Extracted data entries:
"""
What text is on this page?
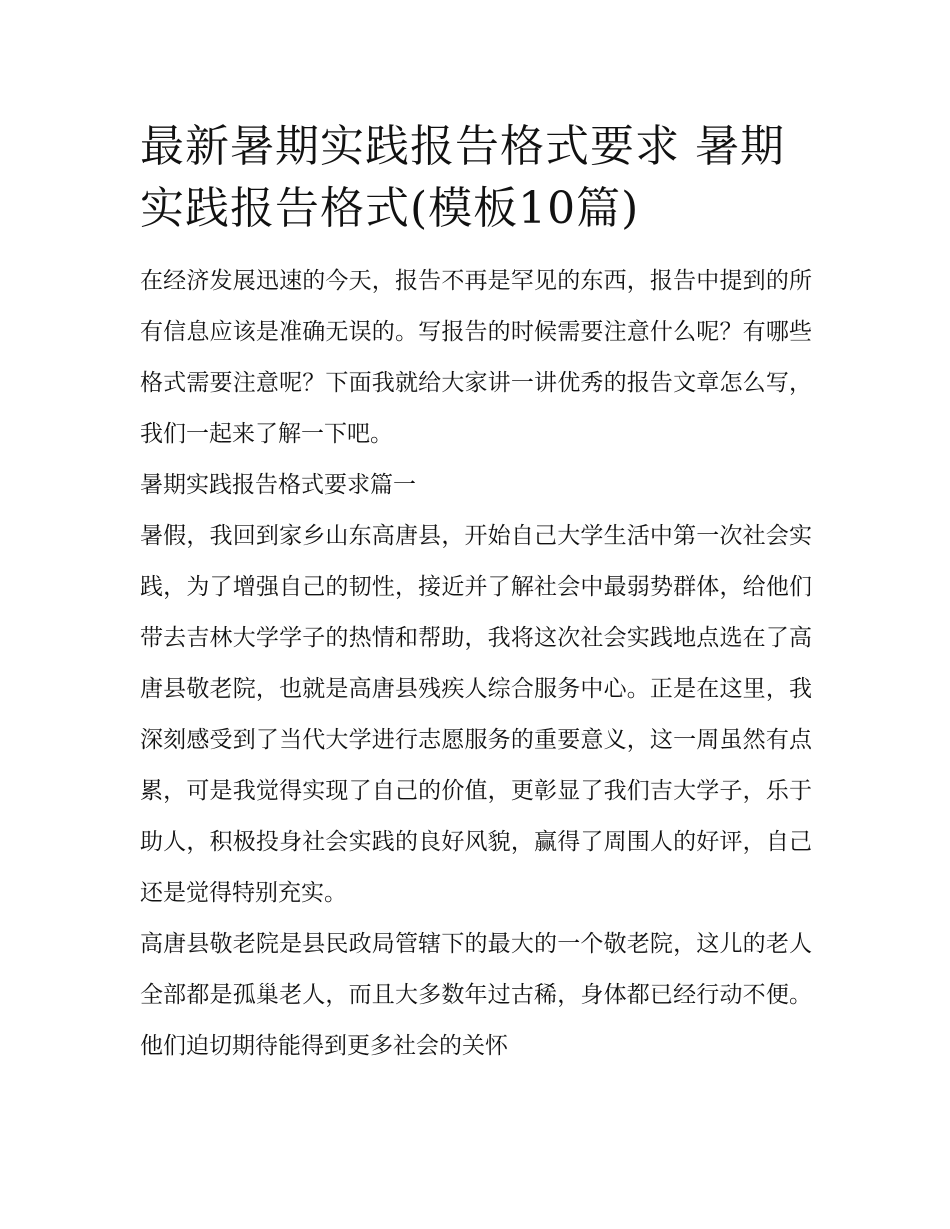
最新暑期实践报告格式要求 暑期实践报告格式(模板10篇)

在经济发展迅速的今天，报告不再是罕见的东西，报告中提到的所有信息应该是准确无误的。写报告的时候需要注意什么呢？有哪些格式需要注意呢？下面我就给大家讲一讲优秀的报告文章怎么写，我们一起来了解一下吧。

暑期实践报告格式要求篇一

暑假，我回到家乡山东高唐县，开始自己大学生活中第一次社会实践，为了增强自己的韧性，接近并了解社会中最弱势群体，给他们带去吉林大学学子的热情和帮助，我将这次社会实践地点选在了高唐县敬老院，也就是高唐县残疾人综合服务中心。正是在这里，我深刻感受到了当代大学进行志愿服务的重要意义，这一周虽然有点累，可是我觉得实现了自己的价值，更彰显了我们吉大学子，乐于助人，积极投身社会实践的良好风貌，赢得了周围人的好评，自己还是觉得特别充实。

高唐县敬老院是县民政局管辖下的最大的一个敬老院，这儿的老人全部都是孤巢老人，而且大多数年过古稀，身体都已经行动不便。他们迫切期待能得到更多社会的关怀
"""
Required work
Write out the entries above verbatim; the pictures do not belong in your copy.

Reply
What text is on this page?
最新暑期实践报告格式要求 暑期实践报告格式(模板10篇)

在经济发展迅速的今天，报告不再是罕见的东西，报告中提到的所有信息应该是准确无误的。写报告的时候需要注意什么呢？有哪些格式需要注意呢？下面我就给大家讲一讲优秀的报告文章怎么写，我们一起来了解一下吧。

暑期实践报告格式要求篇一

暑假，我回到家乡山东高唐县，开始自己大学生活中第一次社会实践，为了增强自己的韧性，接近并了解社会中最弱势群体，给他们带去吉林大学学子的热情和帮助，我将这次社会实践地点选在了高唐县敬老院，也就是高唐县残疾人综合服务中心。正是在这里，我深刻感受到了当代大学进行志愿服务的重要意义，这一周虽然有点累，可是我觉得实现了自己的价值，更彰显了我们吉大学子，乐于助人，积极投身社会实践的良好风貌，赢得了周围人的好评，自己还是觉得特别充实。

高唐县敬老院是县民政局管辖下的最大的一个敬老院，这儿的老人全部都是孤巢老人，而且大多数年过古稀，身体都已经行动不便。他们迫切期待能得到更多社会的关怀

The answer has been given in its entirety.